• **What is needed**:
All material below is to be reproduced exactly.

• **Records shown**:
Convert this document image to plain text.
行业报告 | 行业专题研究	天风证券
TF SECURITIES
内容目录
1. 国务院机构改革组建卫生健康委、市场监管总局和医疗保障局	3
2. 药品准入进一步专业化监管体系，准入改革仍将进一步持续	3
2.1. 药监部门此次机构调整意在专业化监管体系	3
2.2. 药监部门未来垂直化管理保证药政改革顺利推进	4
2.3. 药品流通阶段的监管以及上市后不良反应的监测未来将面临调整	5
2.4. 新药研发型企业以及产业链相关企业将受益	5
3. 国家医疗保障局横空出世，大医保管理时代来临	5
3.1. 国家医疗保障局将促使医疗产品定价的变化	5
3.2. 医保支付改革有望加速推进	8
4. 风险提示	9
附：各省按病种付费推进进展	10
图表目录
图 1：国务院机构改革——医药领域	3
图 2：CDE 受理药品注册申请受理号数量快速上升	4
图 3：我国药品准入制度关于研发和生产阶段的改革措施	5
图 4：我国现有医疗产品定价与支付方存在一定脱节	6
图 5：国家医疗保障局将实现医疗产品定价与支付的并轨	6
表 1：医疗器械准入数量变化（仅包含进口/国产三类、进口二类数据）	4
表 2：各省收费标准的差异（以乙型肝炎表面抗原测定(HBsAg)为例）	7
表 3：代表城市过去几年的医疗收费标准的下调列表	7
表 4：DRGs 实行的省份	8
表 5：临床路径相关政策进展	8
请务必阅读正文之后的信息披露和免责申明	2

• **Worked solution**:
Convert this document image to plain text.
行业报告 | 行业专题研究	天风证券
TF SECURITIES
内容目录
1. 国务院机构改革组建卫生健康委、市场监管总局和医疗保障局	3
2. 药品准入进一步专业化监管体系，准入改革仍将进一步持续	3
2.1. 药监部门此次机构调整意在专业化监管体系	3
2.2. 药监部门未来垂直化管理保证药政改革顺利推进	4
2.3. 药品流通阶段的监管以及上市后不良反应的监测未来将面临调整	5
2.4. 新药研发型企业以及产业链相关企业将受益	5
3. 国家医疗保障局横空出世，大医保管理时代来临	5
3.1. 国家医疗保障局将促使医疗产品定价的变化	5
3.2. 医保支付改革有望加速推进	8
4. 风险提示	9
附：各省按病种付费推进进展	10
图表目录
图 1：国务院机构改革——医药领域	3
图 2：CDE 受理药品注册申请受理号数量快速上升	4
图 3：我国药品准入制度关于研发和生产阶段的改革措施	5
图 4：我国现有医疗产品定价与支付方存在一定脱节	6
图 5：国家医疗保障局将实现医疗产品定价与支付的并轨	6
表 1：医疗器械准入数量变化（仅包含进口/国产三类、进口二类数据）	4
表 2：各省收费标准的差异（以乙型肝炎表面抗原测定(HBsAg)为例）	7
表 3：代表城市过去几年的医疗收费标准的下调列表	7
表 4：DRGs 实行的省份	8
表 5：临床路径相关政策进展	8
请务必阅读正文之后的信息披露和免责申明	2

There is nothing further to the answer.